◆ Figure collection entries

## begin

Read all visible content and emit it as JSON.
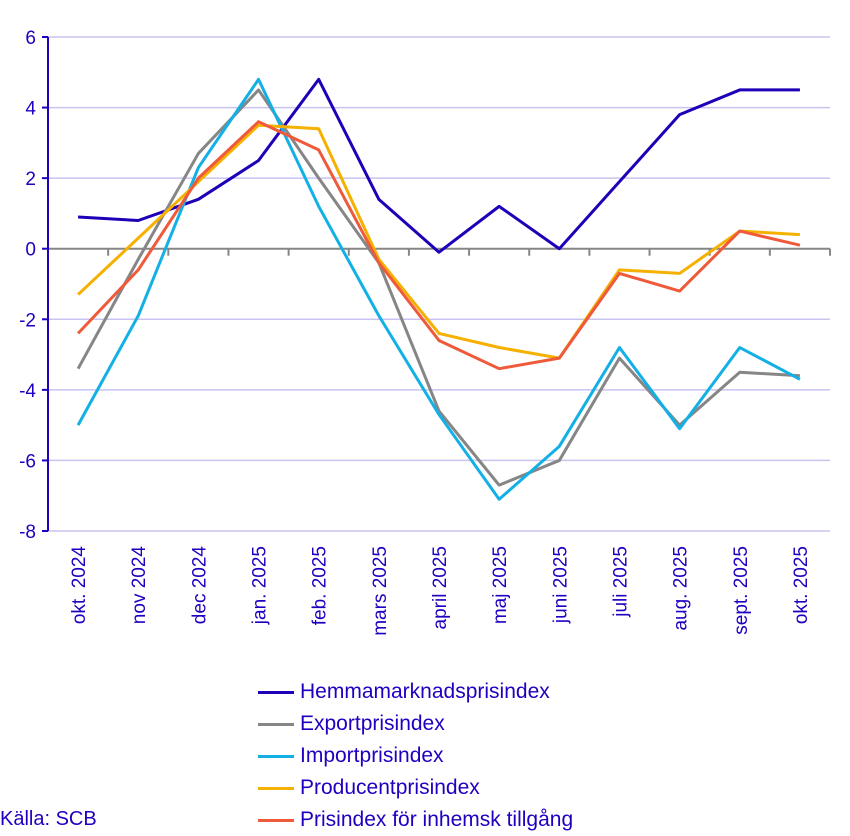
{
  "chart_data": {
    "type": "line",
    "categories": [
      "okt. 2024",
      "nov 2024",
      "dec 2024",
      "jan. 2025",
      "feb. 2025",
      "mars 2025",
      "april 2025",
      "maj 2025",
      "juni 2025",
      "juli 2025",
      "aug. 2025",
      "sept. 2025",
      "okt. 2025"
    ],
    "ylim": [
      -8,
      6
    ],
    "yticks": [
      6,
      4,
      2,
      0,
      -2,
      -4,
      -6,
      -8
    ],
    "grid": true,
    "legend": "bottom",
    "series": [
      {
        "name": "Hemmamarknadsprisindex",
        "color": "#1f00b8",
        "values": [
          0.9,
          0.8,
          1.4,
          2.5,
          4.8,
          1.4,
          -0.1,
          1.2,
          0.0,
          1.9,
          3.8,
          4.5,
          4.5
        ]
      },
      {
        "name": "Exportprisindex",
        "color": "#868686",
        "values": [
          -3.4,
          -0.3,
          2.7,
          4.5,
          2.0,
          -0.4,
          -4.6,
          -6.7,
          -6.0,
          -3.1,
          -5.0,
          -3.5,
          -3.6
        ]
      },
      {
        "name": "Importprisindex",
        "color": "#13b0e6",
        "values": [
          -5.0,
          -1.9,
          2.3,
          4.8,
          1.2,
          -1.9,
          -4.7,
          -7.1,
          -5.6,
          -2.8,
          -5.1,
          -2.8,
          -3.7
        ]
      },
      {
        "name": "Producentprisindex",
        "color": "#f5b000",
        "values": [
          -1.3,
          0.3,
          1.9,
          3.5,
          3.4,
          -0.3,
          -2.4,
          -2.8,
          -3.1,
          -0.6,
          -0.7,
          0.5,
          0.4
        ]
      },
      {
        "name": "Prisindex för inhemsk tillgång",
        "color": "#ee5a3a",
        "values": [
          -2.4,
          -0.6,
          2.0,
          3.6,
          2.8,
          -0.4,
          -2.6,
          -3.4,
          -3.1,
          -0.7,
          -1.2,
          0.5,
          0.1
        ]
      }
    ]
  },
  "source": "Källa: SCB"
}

## end

◆ Given exercise
The data should be printed again unchanged; leave its pictures out.

◆ Exercise solution
Read all visible content and emit it as JSON.
{
  "chart_data": {
    "type": "line",
    "categories": [
      "okt. 2024",
      "nov 2024",
      "dec 2024",
      "jan. 2025",
      "feb. 2025",
      "mars 2025",
      "april 2025",
      "maj 2025",
      "juni 2025",
      "juli 2025",
      "aug. 2025",
      "sept. 2025",
      "okt. 2025"
    ],
    "ylim": [
      -8,
      6
    ],
    "yticks": [
      6,
      4,
      2,
      0,
      -2,
      -4,
      -6,
      -8
    ],
    "grid": true,
    "legend": "bottom",
    "series": [
      {
        "name": "Hemmamarknadsprisindex",
        "color": "#1f00b8",
        "values": [
          0.9,
          0.8,
          1.4,
          2.5,
          4.8,
          1.4,
          -0.1,
          1.2,
          0.0,
          1.9,
          3.8,
          4.5,
          4.5
        ]
      },
      {
        "name": "Exportprisindex",
        "color": "#868686",
        "values": [
          -3.4,
          -0.3,
          2.7,
          4.5,
          2.0,
          -0.4,
          -4.6,
          -6.7,
          -6.0,
          -3.1,
          -5.0,
          -3.5,
          -3.6
        ]
      },
      {
        "name": "Importprisindex",
        "color": "#13b0e6",
        "values": [
          -5.0,
          -1.9,
          2.3,
          4.8,
          1.2,
          -1.9,
          -4.7,
          -7.1,
          -5.6,
          -2.8,
          -5.1,
          -2.8,
          -3.7
        ]
      },
      {
        "name": "Producentprisindex",
        "color": "#f5b000",
        "values": [
          -1.3,
          0.3,
          1.9,
          3.5,
          3.4,
          -0.3,
          -2.4,
          -2.8,
          -3.1,
          -0.6,
          -0.7,
          0.5,
          0.4
        ]
      },
      {
        "name": "Prisindex för inhemsk tillgång",
        "color": "#ee5a3a",
        "values": [
          -2.4,
          -0.6,
          2.0,
          3.6,
          2.8,
          -0.4,
          -2.6,
          -3.4,
          -3.1,
          -0.7,
          -1.2,
          0.5,
          0.1
        ]
      }
    ]
  },
  "source": "Källa: SCB"
}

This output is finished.